╭──
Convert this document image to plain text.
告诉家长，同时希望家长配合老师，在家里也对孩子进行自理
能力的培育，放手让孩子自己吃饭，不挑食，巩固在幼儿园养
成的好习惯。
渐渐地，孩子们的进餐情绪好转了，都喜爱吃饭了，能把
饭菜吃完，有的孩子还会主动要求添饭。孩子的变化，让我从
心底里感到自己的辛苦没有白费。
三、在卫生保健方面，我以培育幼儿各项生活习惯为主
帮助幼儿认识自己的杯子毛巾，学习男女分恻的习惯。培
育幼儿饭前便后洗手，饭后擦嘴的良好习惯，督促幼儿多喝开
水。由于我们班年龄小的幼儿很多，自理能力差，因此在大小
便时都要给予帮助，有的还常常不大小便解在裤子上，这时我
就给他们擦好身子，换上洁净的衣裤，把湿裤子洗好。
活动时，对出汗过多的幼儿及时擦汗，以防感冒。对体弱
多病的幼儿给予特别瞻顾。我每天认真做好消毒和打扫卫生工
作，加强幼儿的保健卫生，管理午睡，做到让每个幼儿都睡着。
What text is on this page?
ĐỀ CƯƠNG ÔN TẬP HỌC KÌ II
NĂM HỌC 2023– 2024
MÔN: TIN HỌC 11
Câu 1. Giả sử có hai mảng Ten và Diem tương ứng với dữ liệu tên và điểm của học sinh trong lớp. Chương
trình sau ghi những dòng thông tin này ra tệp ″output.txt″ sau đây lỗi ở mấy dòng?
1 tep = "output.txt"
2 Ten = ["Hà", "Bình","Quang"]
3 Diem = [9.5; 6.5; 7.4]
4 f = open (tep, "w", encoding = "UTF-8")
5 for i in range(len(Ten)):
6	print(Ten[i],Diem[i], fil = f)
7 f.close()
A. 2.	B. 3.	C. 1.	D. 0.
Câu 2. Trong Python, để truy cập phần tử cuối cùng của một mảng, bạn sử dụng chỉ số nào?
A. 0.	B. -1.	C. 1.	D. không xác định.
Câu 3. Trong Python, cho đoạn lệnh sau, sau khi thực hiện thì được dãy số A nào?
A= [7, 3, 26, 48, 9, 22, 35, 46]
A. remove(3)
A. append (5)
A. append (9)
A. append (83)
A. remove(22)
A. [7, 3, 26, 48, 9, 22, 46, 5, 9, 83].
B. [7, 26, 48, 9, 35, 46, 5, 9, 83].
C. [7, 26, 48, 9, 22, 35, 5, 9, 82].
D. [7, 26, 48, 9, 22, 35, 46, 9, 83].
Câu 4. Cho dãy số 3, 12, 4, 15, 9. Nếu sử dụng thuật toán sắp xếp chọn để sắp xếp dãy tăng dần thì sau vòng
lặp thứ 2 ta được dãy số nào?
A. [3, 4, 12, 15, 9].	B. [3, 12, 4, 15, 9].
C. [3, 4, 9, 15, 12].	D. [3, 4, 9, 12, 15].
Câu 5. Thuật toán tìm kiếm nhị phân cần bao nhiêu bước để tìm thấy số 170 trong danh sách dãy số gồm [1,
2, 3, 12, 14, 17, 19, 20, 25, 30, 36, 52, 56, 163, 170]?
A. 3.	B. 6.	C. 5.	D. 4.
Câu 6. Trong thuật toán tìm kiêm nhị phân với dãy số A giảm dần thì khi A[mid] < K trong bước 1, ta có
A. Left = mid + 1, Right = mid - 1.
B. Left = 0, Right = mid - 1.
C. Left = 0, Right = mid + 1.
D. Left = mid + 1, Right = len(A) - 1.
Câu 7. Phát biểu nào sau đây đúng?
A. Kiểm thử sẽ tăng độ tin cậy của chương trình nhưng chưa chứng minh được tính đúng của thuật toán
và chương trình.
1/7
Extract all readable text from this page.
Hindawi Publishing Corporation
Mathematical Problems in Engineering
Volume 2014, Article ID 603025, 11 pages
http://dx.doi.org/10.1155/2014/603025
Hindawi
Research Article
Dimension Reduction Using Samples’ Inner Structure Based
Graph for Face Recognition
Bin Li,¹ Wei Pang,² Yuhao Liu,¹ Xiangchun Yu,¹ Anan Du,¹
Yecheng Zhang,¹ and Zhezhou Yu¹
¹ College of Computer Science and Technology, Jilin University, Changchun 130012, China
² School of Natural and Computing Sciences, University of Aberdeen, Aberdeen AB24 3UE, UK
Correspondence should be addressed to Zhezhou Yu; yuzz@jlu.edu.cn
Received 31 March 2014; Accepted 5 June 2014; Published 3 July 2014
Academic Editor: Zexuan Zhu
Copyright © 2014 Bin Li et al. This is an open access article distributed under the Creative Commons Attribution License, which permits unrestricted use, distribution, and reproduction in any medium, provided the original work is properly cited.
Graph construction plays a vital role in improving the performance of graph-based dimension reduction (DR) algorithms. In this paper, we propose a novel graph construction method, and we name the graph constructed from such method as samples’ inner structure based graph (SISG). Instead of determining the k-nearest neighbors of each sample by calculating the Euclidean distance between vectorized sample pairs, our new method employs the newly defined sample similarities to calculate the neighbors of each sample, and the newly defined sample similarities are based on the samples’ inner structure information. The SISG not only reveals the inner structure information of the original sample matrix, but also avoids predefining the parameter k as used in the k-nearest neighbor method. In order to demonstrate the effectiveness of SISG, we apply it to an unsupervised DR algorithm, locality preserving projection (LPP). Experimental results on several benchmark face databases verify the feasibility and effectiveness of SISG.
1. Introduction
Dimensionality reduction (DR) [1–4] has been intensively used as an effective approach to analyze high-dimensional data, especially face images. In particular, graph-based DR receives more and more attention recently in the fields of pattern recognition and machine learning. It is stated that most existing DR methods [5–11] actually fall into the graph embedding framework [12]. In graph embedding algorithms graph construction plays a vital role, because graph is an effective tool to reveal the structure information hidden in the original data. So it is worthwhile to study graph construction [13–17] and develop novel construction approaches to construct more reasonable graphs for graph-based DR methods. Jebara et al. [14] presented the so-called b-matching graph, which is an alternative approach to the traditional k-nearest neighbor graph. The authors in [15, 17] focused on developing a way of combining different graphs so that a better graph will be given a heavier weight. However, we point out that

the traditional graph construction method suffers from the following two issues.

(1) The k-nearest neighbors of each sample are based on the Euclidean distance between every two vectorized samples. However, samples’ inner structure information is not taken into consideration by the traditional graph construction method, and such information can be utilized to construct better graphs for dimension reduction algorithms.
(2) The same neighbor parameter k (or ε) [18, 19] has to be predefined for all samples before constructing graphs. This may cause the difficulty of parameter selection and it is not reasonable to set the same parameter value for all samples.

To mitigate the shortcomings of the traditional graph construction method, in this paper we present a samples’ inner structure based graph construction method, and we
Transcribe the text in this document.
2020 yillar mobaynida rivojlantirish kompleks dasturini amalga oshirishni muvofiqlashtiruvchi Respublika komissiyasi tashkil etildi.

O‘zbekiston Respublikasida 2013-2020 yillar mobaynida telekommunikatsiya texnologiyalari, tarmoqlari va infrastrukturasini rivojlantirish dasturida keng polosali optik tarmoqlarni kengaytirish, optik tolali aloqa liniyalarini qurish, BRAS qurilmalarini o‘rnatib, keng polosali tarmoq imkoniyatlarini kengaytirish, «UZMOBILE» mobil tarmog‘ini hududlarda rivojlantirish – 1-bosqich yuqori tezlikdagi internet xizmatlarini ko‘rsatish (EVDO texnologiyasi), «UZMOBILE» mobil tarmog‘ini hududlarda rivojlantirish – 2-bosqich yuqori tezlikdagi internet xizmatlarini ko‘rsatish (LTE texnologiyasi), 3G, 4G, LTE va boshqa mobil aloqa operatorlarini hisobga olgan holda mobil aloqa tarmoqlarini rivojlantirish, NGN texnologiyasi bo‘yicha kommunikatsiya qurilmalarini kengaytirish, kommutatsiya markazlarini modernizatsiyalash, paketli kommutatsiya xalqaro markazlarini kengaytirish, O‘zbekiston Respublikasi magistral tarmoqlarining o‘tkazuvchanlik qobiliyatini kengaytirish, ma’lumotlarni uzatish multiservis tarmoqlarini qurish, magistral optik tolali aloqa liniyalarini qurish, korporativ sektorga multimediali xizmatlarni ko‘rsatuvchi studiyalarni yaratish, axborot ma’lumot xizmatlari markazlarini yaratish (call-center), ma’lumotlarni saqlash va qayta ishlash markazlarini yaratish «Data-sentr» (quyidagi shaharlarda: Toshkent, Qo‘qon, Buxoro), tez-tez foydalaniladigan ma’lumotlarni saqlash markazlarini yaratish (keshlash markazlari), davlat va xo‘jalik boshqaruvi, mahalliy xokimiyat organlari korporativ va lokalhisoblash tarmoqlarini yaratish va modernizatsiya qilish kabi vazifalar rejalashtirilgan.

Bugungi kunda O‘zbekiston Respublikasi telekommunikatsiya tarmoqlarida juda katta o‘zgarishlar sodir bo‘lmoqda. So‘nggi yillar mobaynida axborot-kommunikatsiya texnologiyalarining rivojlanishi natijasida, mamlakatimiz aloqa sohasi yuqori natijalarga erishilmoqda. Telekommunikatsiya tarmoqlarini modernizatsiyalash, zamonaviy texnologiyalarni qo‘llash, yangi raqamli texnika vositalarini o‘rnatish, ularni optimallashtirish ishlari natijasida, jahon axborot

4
╰──
→ Stated exercise: Determine how many lines contain the word "Python" and reply with that number alone.

→ Correct output: 2